Problem to work on:
In the records below, find each line containing the word "Spotlight" and copy it.

Dataset items:

◇ ◇ ◇ ◇

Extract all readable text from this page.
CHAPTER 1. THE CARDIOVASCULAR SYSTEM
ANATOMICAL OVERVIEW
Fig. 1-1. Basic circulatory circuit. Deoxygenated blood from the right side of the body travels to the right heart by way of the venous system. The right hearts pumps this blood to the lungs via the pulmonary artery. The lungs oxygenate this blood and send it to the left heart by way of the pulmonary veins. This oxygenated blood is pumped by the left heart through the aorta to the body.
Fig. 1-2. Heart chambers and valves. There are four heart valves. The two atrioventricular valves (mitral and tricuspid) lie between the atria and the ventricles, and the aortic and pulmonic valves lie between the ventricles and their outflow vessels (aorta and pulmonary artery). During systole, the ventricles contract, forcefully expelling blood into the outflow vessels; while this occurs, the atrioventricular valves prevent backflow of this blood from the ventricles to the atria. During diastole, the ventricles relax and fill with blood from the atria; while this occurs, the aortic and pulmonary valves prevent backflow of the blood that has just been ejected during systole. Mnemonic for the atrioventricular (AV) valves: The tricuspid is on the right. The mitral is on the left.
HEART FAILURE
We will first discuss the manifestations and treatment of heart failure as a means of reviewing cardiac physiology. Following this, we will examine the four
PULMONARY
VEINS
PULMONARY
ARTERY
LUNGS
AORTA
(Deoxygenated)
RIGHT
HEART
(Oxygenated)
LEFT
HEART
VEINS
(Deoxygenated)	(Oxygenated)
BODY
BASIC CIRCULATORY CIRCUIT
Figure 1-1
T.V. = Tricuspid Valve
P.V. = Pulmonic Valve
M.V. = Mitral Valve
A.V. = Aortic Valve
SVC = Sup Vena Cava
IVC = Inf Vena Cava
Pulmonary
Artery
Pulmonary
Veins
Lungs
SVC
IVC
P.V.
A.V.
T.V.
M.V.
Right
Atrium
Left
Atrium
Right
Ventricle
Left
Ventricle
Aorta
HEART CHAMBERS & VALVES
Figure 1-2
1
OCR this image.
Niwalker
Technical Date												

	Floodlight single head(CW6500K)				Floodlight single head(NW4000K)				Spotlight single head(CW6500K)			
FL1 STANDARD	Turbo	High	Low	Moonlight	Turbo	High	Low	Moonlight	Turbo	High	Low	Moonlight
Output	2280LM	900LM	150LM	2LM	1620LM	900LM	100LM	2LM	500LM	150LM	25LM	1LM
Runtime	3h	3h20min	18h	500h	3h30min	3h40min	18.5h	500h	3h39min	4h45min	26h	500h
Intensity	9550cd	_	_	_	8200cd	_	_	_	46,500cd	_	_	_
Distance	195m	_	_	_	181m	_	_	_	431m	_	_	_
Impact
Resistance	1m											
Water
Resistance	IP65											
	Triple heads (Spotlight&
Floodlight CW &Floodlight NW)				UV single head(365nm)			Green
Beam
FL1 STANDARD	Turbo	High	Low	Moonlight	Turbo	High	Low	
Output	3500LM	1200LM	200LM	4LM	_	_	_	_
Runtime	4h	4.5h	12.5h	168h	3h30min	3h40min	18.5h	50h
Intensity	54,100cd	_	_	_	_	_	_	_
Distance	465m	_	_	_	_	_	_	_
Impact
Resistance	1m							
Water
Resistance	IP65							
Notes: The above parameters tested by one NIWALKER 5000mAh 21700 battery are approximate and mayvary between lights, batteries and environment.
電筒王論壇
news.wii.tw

◇ ◇ ◇ ◇

Response:
	Floodlight single head(CW6500K)				Floodlight single head(NW4000K)				Spotlight single head(CW6500K)			
	Triple heads (Spotlight&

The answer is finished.